» **Data shown**:

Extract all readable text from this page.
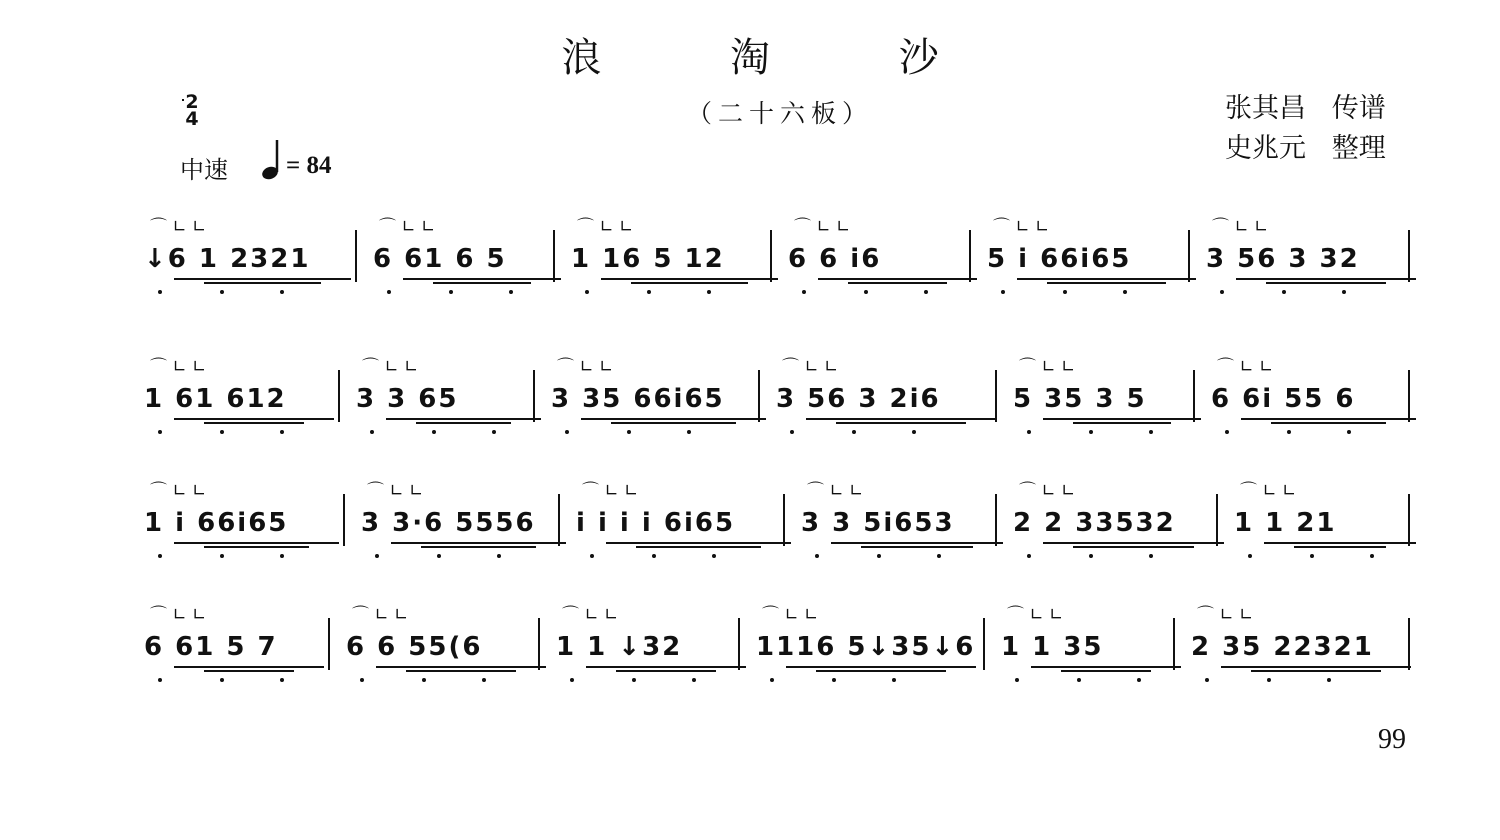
浪 淘 沙
（二十六板）	张其昌 传谱
史兆元 整理
2
4
中速 = 84
↓6 1 2321
⌒ ∟ ∟
6 61 6 5
⌒ ∟ ∟
1 16 5 12
⌒ ∟ ∟
6 6 i6
⌒ ∟ ∟
5 i 66i65
⌒ ∟ ∟
3 56 3 32
⌒ ∟ ∟
1 61 612
⌒ ∟ ∟
3 3 65
⌒ ∟ ∟
3 35 66i65
⌒ ∟ ∟
3 56 3 2i6
⌒ ∟ ∟
5 35 3 5
⌒ ∟ ∟
6 6i 55 6
⌒ ∟ ∟
1 i 66i65
⌒ ∟ ∟
3 3·6 5556
⌒ ∟ ∟
i i i i 6i65
⌒ ∟ ∟
3 3 5i653
⌒ ∟ ∟
2 2 33532
⌒ ∟ ∟
1 1 21
⌒ ∟ ∟
6 61 5 7
⌒ ∟ ∟
6 6 55(6
⌒ ∟ ∟
1 1 ↓32
⌒ ∟ ∟
1116 5↓35↓6
⌒ ∟ ∟
1 1 35
⌒ ∟ ∟
2 35 22321
⌒ ∟ ∟
99
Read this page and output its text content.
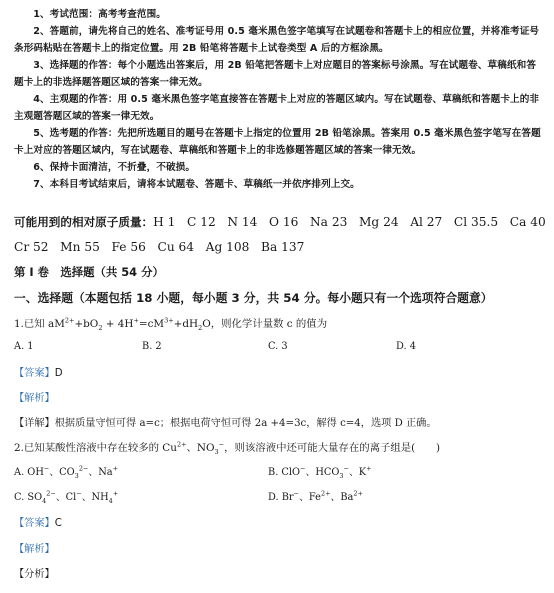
1、考试范围：高考考查范围。

2、答题前，请先将自己的姓名、准考证号用 0.5 毫米黑色签字笔填写在试题卷和答题卡上的相应位置，并将准考证号条形码粘贴在答题卡上的指定位置。用 2B 铅笔将答题卡上试卷类型 A 后的方框涂黑。

3、选择题的作答：每个小题选出答案后，用 2B 铅笔把答题卡上对应题目的答案标号涂黑。写在试题卷、草稿纸和答题卡上的非选择题答题区域的答案一律无效。

4、主观题的作答：用 0.5 毫米黑色签字笔直接答在答题卡上对应的答题区域内。写在试题卷、草稿纸和答题卡上的非主观题答题区域的答案一律无效。

5、选考题的作答：先把所选题目的题号在答题卡上指定的位置用 2B 铅笔涂黑。答案用 0.5 毫米黑色签字笔写在答题卡上对应的答题区域内，写在试题卷、草稿纸和答题卡上的非选修题答题区域的答案一律无效。

6、保持卡面清洁，不折叠，不破损。

7、本科目考试结束后，请将本试题卷、答题卡、草稿纸一并依序排列上交。

可能用到的相对原子质量：H 1   C 12   N 14   O 16   Na 23   Mg 24   Al 27   Cl 35.5   Ca 40
Cr 52   Mn 55   Fe 56   Cu 64   Ag 108   Ba 137
第 I 卷　选择题（共 54 分）
一、选择题（本题包括 18 小题，每小题 3 分，共 54 分。每小题只有一个选项符合题意）
1.已知 $aM^{2+}+bO_2 + 4H^+=cM^{3+}+dH_2O$，则化学计量数 c 的值为
A. 1	B. 2	C. 3	D. 4
【答案】D
【解析】
【详解】根据质量守恒可得 a=c；根据电荷守恒可得 2a +4=3c，解得 c=4，选项 D 正确。
2.已知某酸性溶液中存在较多的 $Cu^{2+}$、$NO_3^-$，则该溶液中还可能大量存在的离子组是(　　)
A. OH−、$CO_3^{2-}$、Na+	B. ClO−、$HCO_3^-$、K+
C. $SO_4^{2-}$、Cl−、$NH_4^+$	D. Br−、$Fe^{2+}$、$Ba^{2+}$
【答案】C
【解析】
【分析】
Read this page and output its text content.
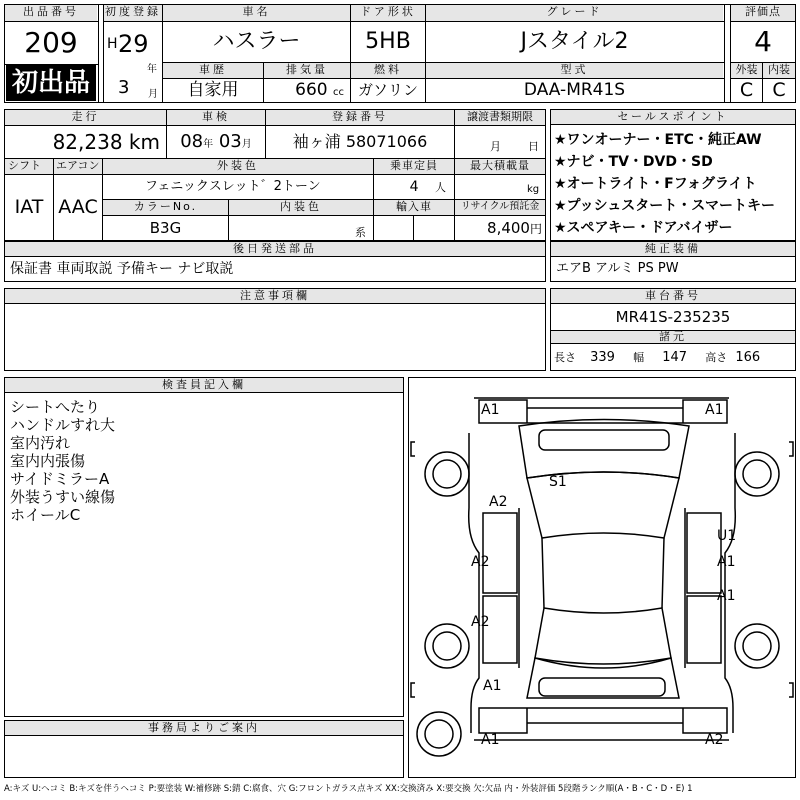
出品番号
209
初出品
初度登録
H 29
年
3	月
車名
ハスラー
ドア形状
5HB
グレード
Jスタイル2
評価点
4
車歴
自家用
排気量
660 cc
燃料
ガソリン
型式
DAA-MR41S
外装 内装
C	C
走行
82,238 km
車検
08年 03月
登録番号
袖ヶ浦 58071066
譲渡書類期限
月 日
シフト	エアコン
IAT AAC
外装色
フェニックスレット゛2トーン
乗車定員
4 人
最大積載量
kg
カラーNo.
B3G
内装色
系
輸入車	リサイクル預託金
8,400円
セールスポイント
★ワンオーナー・ETC・純正AW
★ナビ・TV・DVD・SD
★オートライト・Fフォグライト
★プッシュスタート・スマートキー
★スペアキー・ドアバイザー
後日発送部品
保証書 車両取説 予備キー ナビ取説
純正装備
エアB アルミ PS PW
注意事項欄	車台番号
MR41S-235235
諸元
長さ 339 幅 147 高さ 166
検査員記入欄
シートへたり
ハンドルすれ大
室内汚れ
室内内張傷
サイドミラーA
外装うすい線傷
ホイールC
事務局よりご案内
A1	A1
S1
A2
A2
A2
U1
A1
A1
A1
A1	A2
A:キズ U:ヘコミ B:キズを伴うヘコミ P:要塗装 W:補修跡 S:錆 C:腐食、穴 G:フロントガラス点キズ XX:交換済み X:要交換 欠:欠品 内・外装評価 5段階ランク順(A・B・C・D・E) 1
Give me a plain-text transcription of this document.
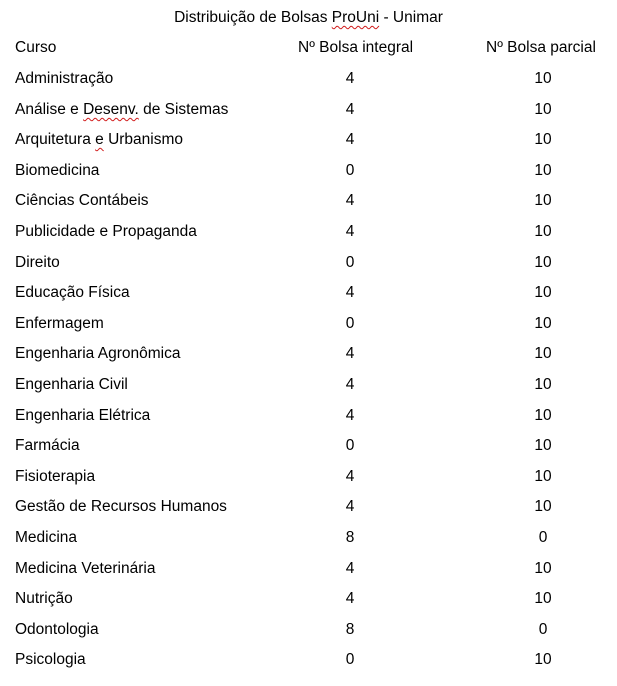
Distribuição de Bolsas ProUni - Unimar
Curso	Nº Bolsa integral	Nº Bolsa parcial
Administração	4	10
Análise e Desenv. de Sistemas	4	10
Arquitetura e Urbanismo	4	10
Biomedicina	0	10
Ciências Contábeis	4	10
Publicidade e Propaganda	4	10
Direito	0	10
Educação Física	4	10
Enfermagem	0	10
Engenharia Agronômica	4	10
Engenharia Civil	4	10
Engenharia Elétrica	4	10
Farmácia	0	10
Fisioterapia	4	10
Gestão de Recursos Humanos	4	10
Medicina	8	0
Medicina Veterinária	4	10
Nutrição	4	10
Odontologia	8	0
Psicologia	0	10
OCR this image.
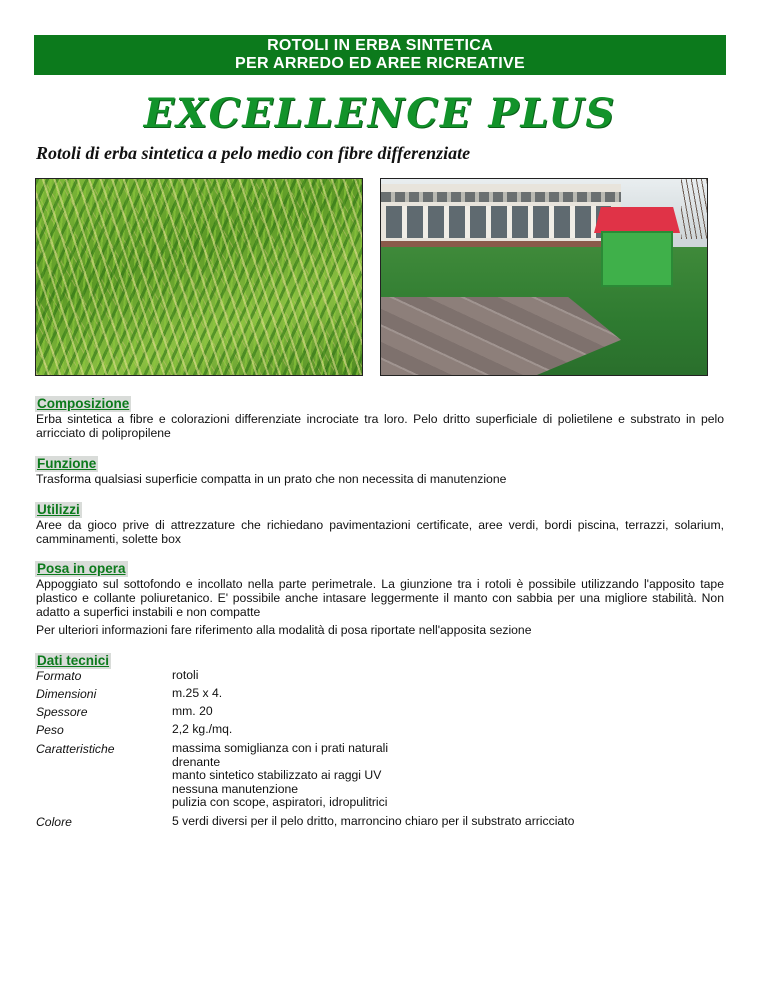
ROTOLI IN ERBA SINTETICA
PER ARREDO ED AREE RICREATIVE
EXCELLENCE PLUS
Rotoli di erba sintetica a pelo medio con fibre differenziate
Composizione
Erba sintetica a fibre e colorazioni differenziate incrociate tra loro. Pelo dritto superficiale di polietilene e substrato in pelo arricciato di polipropilene
Funzione
Trasforma qualsiasi superficie compatta in un prato che non necessita di manutenzione
Utilizzi
Aree da gioco prive di attrezzature che richiedano pavimentazioni certificate, aree verdi, bordi piscina, terrazzi, solarium, camminamenti, solette box
Posa in opera
Appoggiato sul sottofondo e incollato nella parte perimetrale. La giunzione tra i rotoli è possibile utilizzando l'apposito tape plastico e collante poliuretanico. E' possibile anche intasare leggermente il manto con sabbia per una migliore stabilità. Non adatto a superfici instabili e non compatte
Per ulteriori informazioni fare riferimento alla modalità di posa riportate nell'apposita sezione
Dati tecnici
Formato	rotoli
Dimensioni	m.25 x 4.
Spessore	mm. 20
Peso	2,2 kg./mq.
Caratteristiche	massima somiglianza con i prati naturali
drenante
manto sintetico stabilizzato ai raggi UV
nessuna manutenzione
pulizia con scope, aspiratori, idropulitrici
Colore	5 verdi diversi per il pelo dritto, marroncino chiaro per il substrato arricciato
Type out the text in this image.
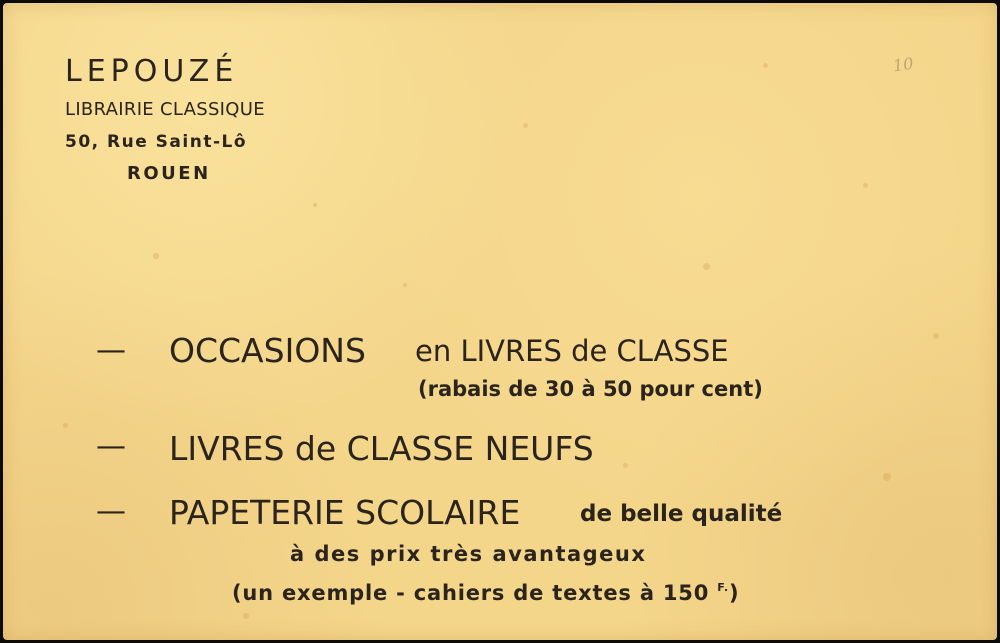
10

LEPOUZÉ

LIBRAIRIE CLASSIQUE

50, Rue Saint-Lô

ROUEN

— OCCASIONS en LIVRES de CLASSE
(rabais de 30 à 50 pour cent)
— LIVRES de CLASSE NEUFS
— PAPETERIE SCOLAIRE	de belle qualité
à des prix très avantageux
(un exemple - cahiers de textes à 150 $^{F.}$)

» **Problem requirements**: Of all the lines above, how many contain the word "substrato"? Answer with only the number.

» **Response to this exercise**: 2